_WHAT IS BEING ASKED_. In the records below, find each line with the word "text" and copy it.
--- start of MATERIAL ---
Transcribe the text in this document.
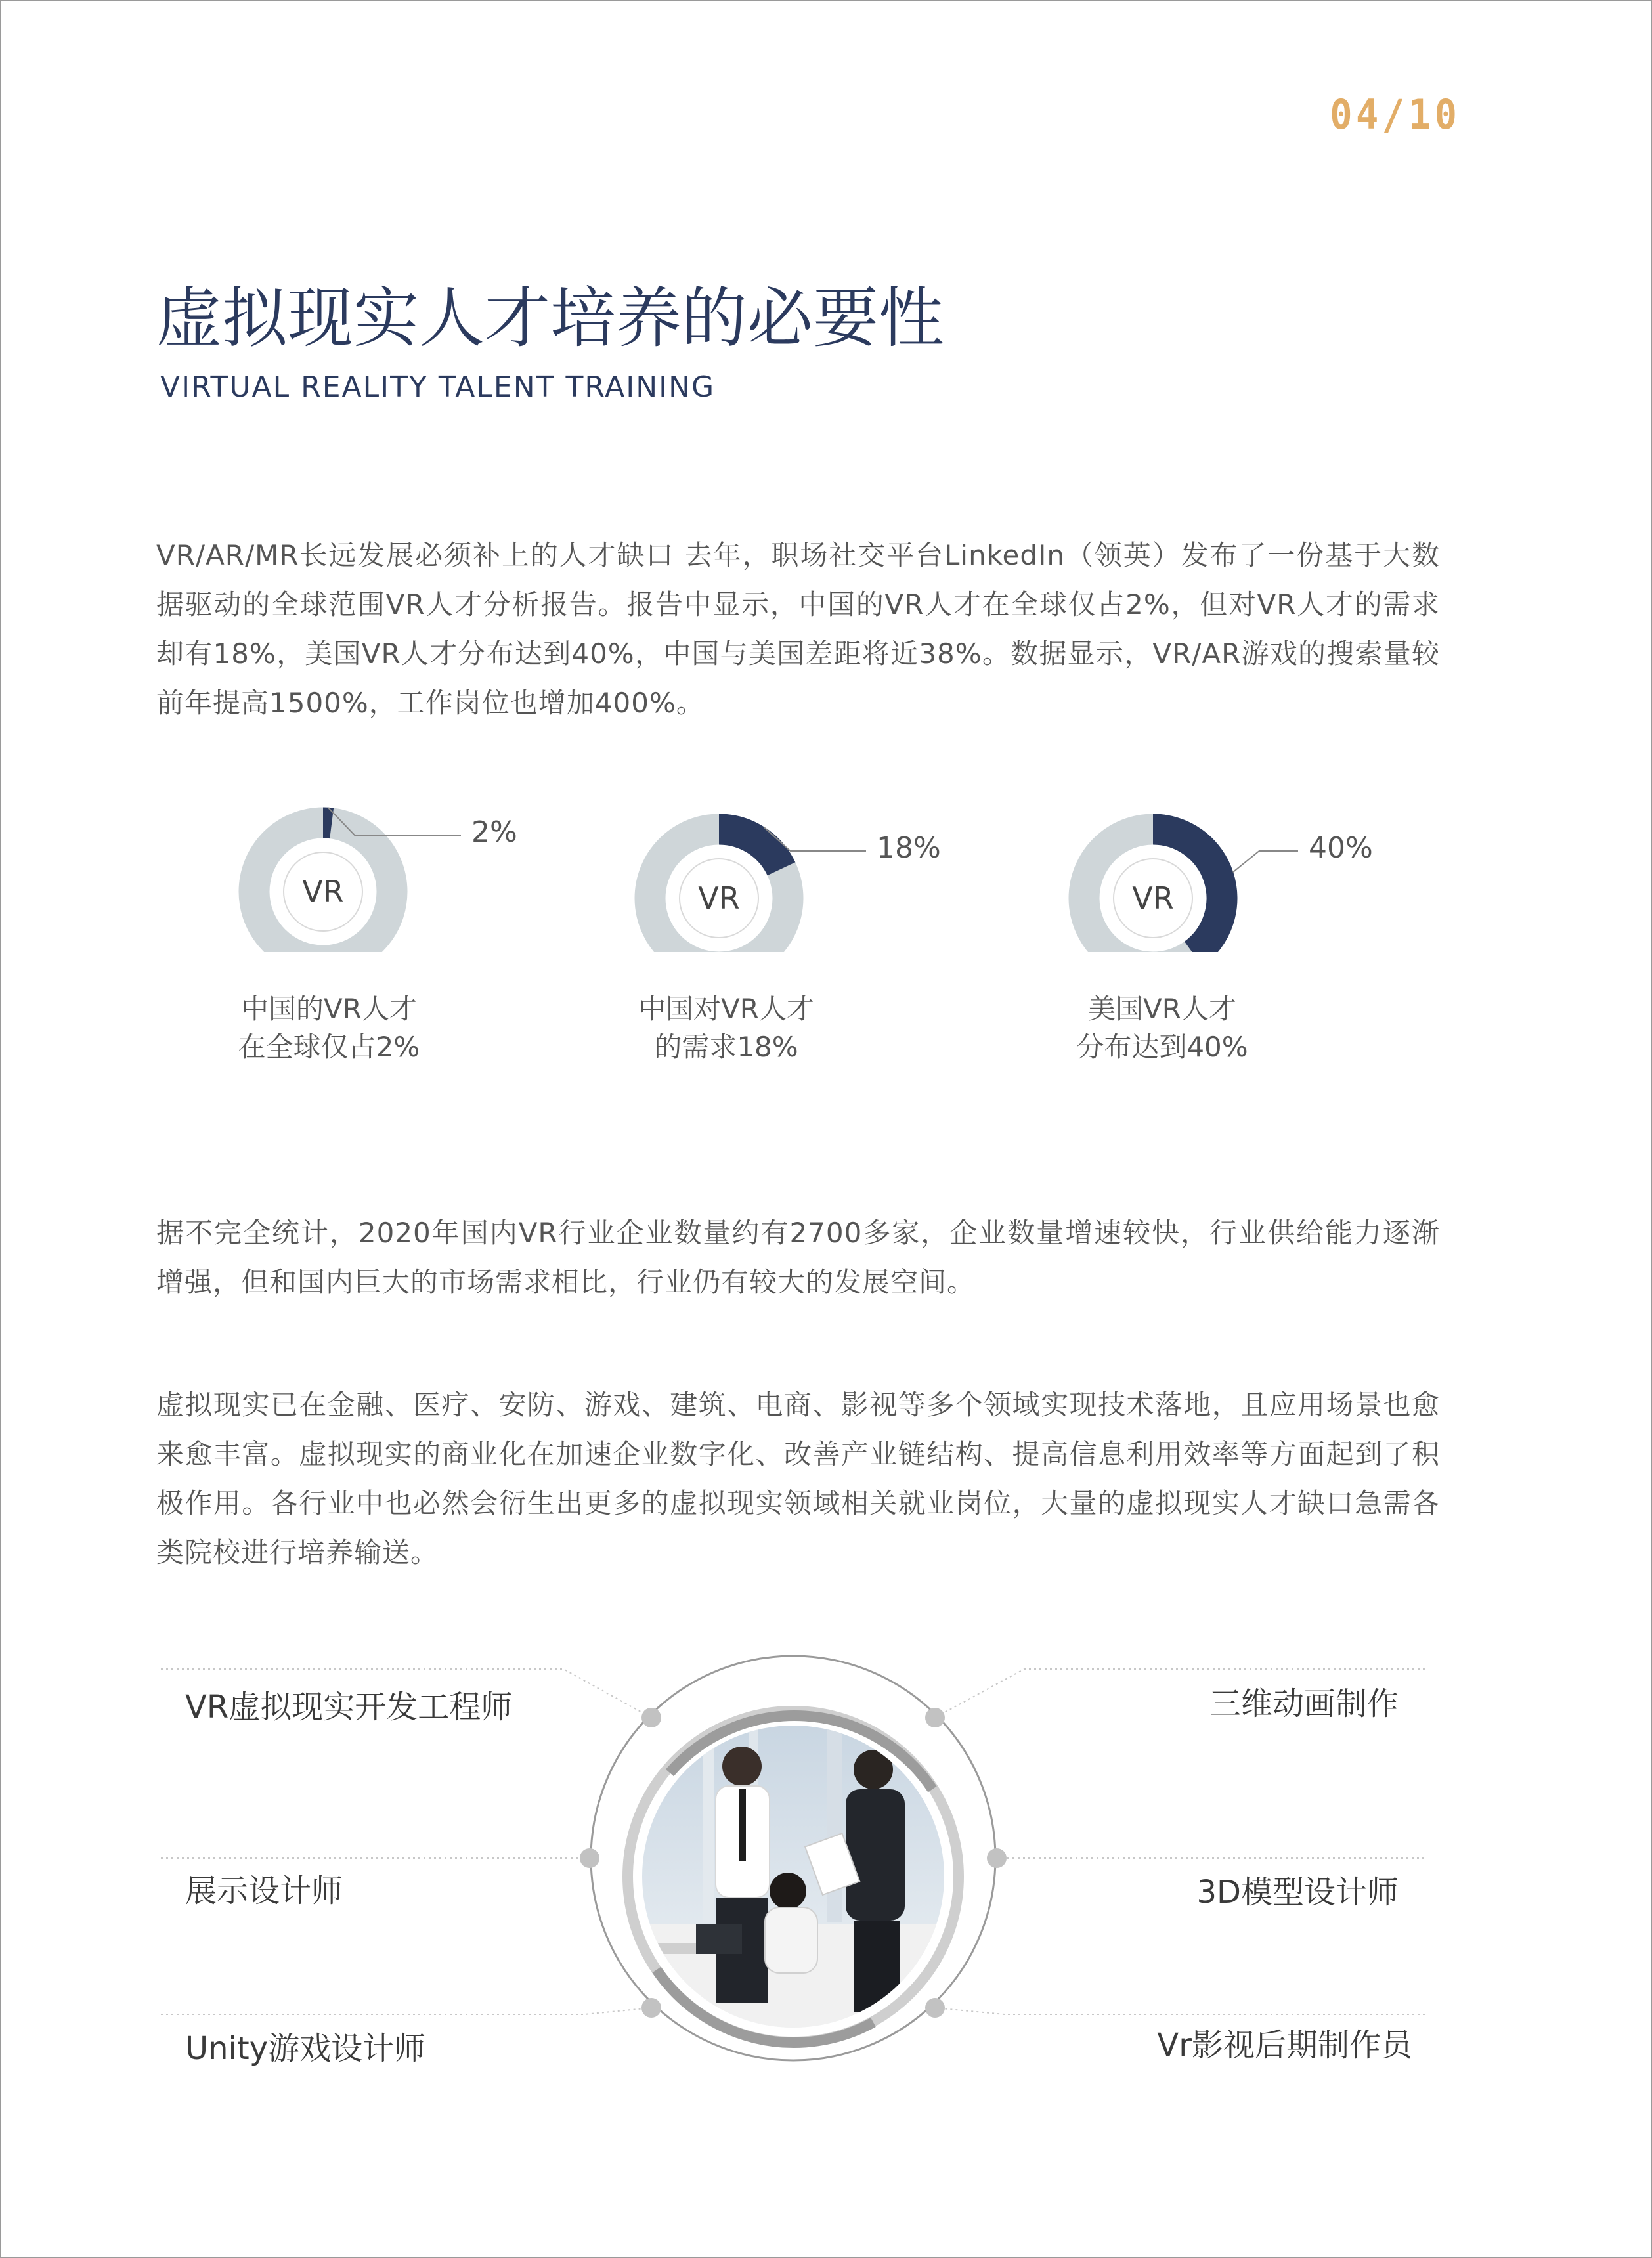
04/10
虚拟现实人才培养的必要性
VIRTUAL REALITY TALENT TRAINING
VR/AR/MR长远发展必须补上的人才缺口 去年，职场社交平台LinkedIn（领英）发布了一份基于大数据驱动的全球范围VR人才分析报告。报告中显示，中国的VR人才在全球仅占2%，但对VR人才的需求却有18%，美国VR人才分布达到40%，中国与美国差距将近38%。数据显示，VR/AR游戏的搜索量较前年提高1500%，工作岗位也增加400%。
VR	VR	VR
2%	18%	40%
中国的VR人才
在全球仅占2%
中国对VR人才
的需求18%
美国VR人才
分布达到40%
据不完全统计，2020年国内VR行业企业数量约有2700多家，企业数量增速较快，行业供给能力逐渐增强，但和国内巨大的市场需求相比，行业仍有较大的发展空间。
虚拟现实已在金融、医疗、安防、游戏、建筑、电商、影视等多个领域实现技术落地，且应用场景也愈来愈丰富。虚拟现实的商业化在加速企业数字化、改善产业链结构、提高信息利用效率等方面起到了积极作用。各行业中也必然会衍生出更多的虚拟现实领域相关就业岗位，大量的虚拟现实人才缺口急需各类院校进行培养输送。
VR虚拟现实开发工程师
展示设计师
Unity游戏设计师
三维动画制作
3D模型设计师
Vr影视后期制作员
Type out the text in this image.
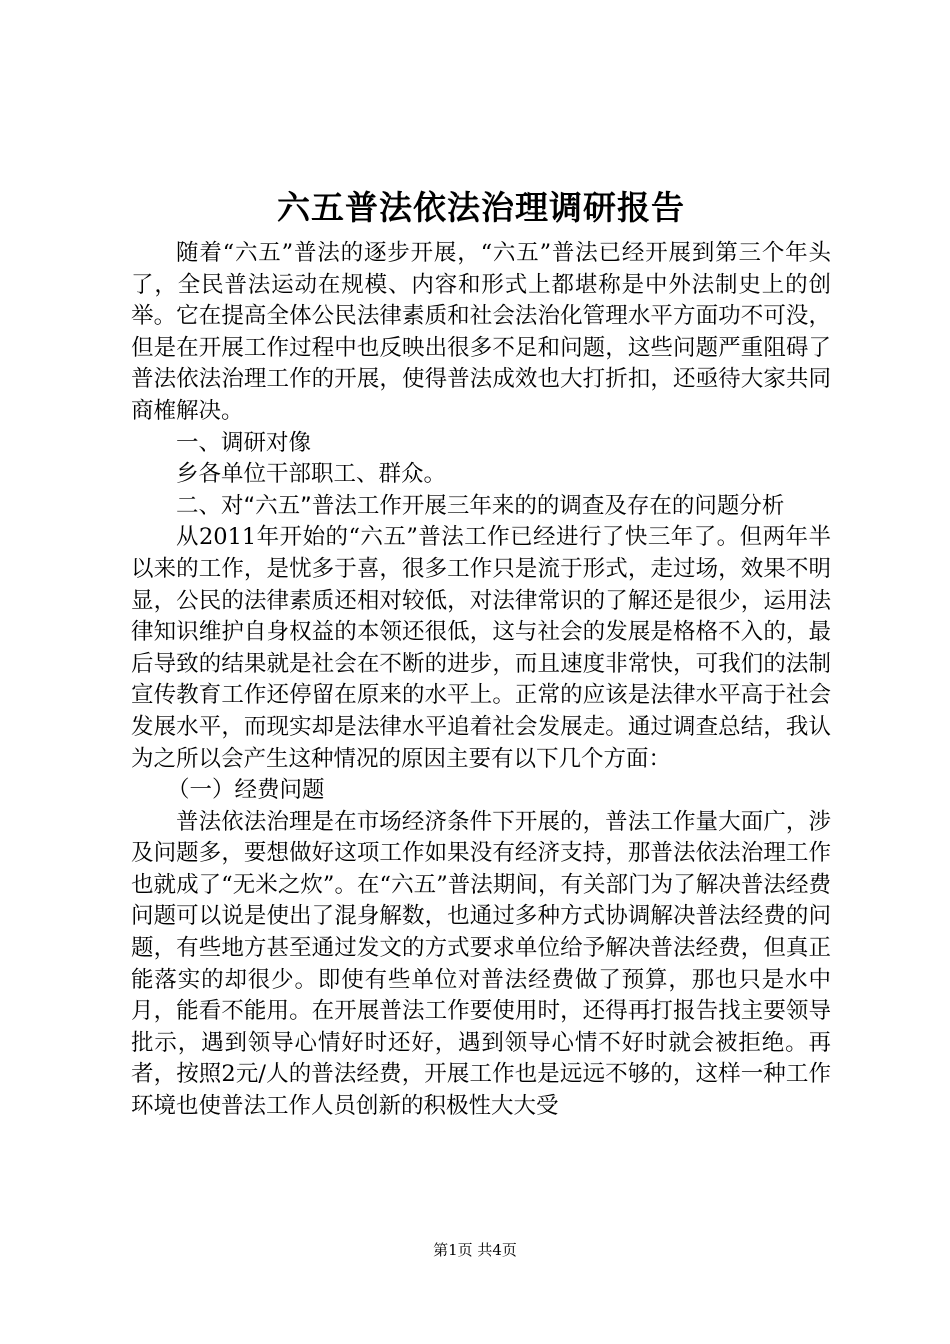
六五普法依法治理调研报告

随着“六五”普法的逐步开展，“六五”普法已经开展到第三个年头了，全民普法运动在规模、内容和形式上都堪称是中外法制史上的创举。它在提高全体公民法律素质和社会法治化管理水平方面功不可没，但是在开展工作过程中也反映出很多不足和问题，这些问题严重阻碍了普法依法治理工作的开展，使得普法成效也大打折扣，还亟待大家共同商榷解决。

一、调研对像

乡各单位干部职工、群众。

二、对“六五”普法工作开展三年来的的调查及存在的问题分析

从2011年开始的“六五”普法工作已经进行了快三年了。但两年半以来的工作，是忧多于喜，很多工作只是流于形式，走过场，效果不明显，公民的法律素质还相对较低，对法律常识的了解还是很少，运用法律知识维护自身权益的本领还很低，这与社会的发展是格格不入的，最后导致的结果就是社会在不断的进步，而且速度非常快，可我们的法制宣传教育工作还停留在原来的水平上。正常的应该是法律水平高于社会发展水平，而现实却是法律水平追着社会发展走。通过调查总结，我认为之所以会产生这种情况的原因主要有以下几个方面：

（一）经费问题

普法依法治理是在市场经济条件下开展的，普法工作量大面广，涉及问题多，要想做好这项工作如果没有经济支持，那普法依法治理工作也就成了“无米之炊”。在“六五”普法期间，有关部门为了解决普法经费问题可以说是使出了混身解数，也通过多种方式协调解决普法经费的问题，有些地方甚至通过发文的方式要求单位给予解决普法经费，但真正能落实的却很少。即使有些单位对普法经费做了预算，那也只是水中月，能看不能用。在开展普法工作要使用时，还得再打报告找主要领导批示，遇到领导心情好时还好，遇到领导心情不好时就会被拒绝。再者，按照2元/人的普法经费，开展工作也是远远不够的，这样一种工作环境也使普法工作人员创新的积极性大大受

第1页 共4页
--- end of MATERIAL ---
_FINAL RESULT_.
Transcribe the text in this document.
Type out the text in this image.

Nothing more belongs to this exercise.